Task to complete: Reproduce word for word the stretch from "RESPA gives 60" through "a Federal Court." in the mortgage debt passage below.

┌─ Source

Under Federal RESPA Section 6, and the similar statute in California’s Cranston-Gonzolas Act, and within TILA, the Truth in Lending Act, and the Federal Trade Commission’s Fair Debt Collection Practices Act Section 809(b), all agencies similarily state that questions about or validation of a mortgage related debt is resolved simply with RESPA by a Qualified Written Request to the loan servicer or with the FTC, a similarily written dispute to a debt collector.
RESPA gives 60 days for resolution, FTC states all collection efforts must immediately stop until the debt is verified. Unfortunately, none of these have any teeth. I am working with both Senator’s Feinstein and Boxer’s office as well as with Representative Gary Miller, California Senator Lou Correa, the FTC, HUD, California’s Department of Real Estate and the State Attorney General’s Office to enact legislation to put teeth into the statute. The key issue that will be decided is the viability of a forbearance agreement being used as debt validation. Ultimately, the laws need to change, short term I need to prevail in a Federal Court.

└─
┌─ Dataset entries

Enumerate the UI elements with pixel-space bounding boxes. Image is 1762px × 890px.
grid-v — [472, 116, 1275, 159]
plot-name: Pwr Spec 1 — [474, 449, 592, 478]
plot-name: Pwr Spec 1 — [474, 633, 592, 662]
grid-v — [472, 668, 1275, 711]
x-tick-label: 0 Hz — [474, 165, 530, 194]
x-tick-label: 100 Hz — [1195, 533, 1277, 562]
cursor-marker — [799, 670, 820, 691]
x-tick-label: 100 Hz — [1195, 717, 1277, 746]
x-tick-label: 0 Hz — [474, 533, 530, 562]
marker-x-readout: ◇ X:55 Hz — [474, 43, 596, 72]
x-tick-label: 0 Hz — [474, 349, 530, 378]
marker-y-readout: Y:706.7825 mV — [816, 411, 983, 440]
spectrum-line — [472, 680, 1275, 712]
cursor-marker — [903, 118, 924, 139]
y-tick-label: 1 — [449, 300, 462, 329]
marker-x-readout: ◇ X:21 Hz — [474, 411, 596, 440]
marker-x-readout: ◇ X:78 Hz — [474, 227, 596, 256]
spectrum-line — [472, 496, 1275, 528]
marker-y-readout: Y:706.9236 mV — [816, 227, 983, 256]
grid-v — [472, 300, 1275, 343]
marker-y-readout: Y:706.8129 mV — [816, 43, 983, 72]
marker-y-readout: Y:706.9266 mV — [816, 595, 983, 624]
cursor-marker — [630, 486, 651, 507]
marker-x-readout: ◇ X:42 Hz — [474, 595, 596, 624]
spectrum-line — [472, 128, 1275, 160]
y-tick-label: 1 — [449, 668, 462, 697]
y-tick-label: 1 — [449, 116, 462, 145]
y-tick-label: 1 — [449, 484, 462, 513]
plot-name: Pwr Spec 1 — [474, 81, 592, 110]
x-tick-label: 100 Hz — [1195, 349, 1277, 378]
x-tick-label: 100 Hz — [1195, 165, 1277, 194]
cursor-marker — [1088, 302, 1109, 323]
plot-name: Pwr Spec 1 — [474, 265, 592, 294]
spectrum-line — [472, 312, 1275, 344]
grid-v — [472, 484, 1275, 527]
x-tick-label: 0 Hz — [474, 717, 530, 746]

└─

Result below:
RESPA gives 60 days for resolution, FTC states all collection efforts must immediately stop until the debt is verified. Unfortunately, none of these have any teeth. I am working with both Senator’s Feinstein and Boxer’s office as well as with Representative Gary Miller, California Senator Lou Correa, the FTC, HUD, California’s Department of Real Estate and the State Attorney General’s Office to enact legislation to put teeth into the statute. The key issue that will be decided is the viability of a forbearance agreement being used as debt validation. Ultimately, the laws need to change, short term I need to prevail in a Federal Court.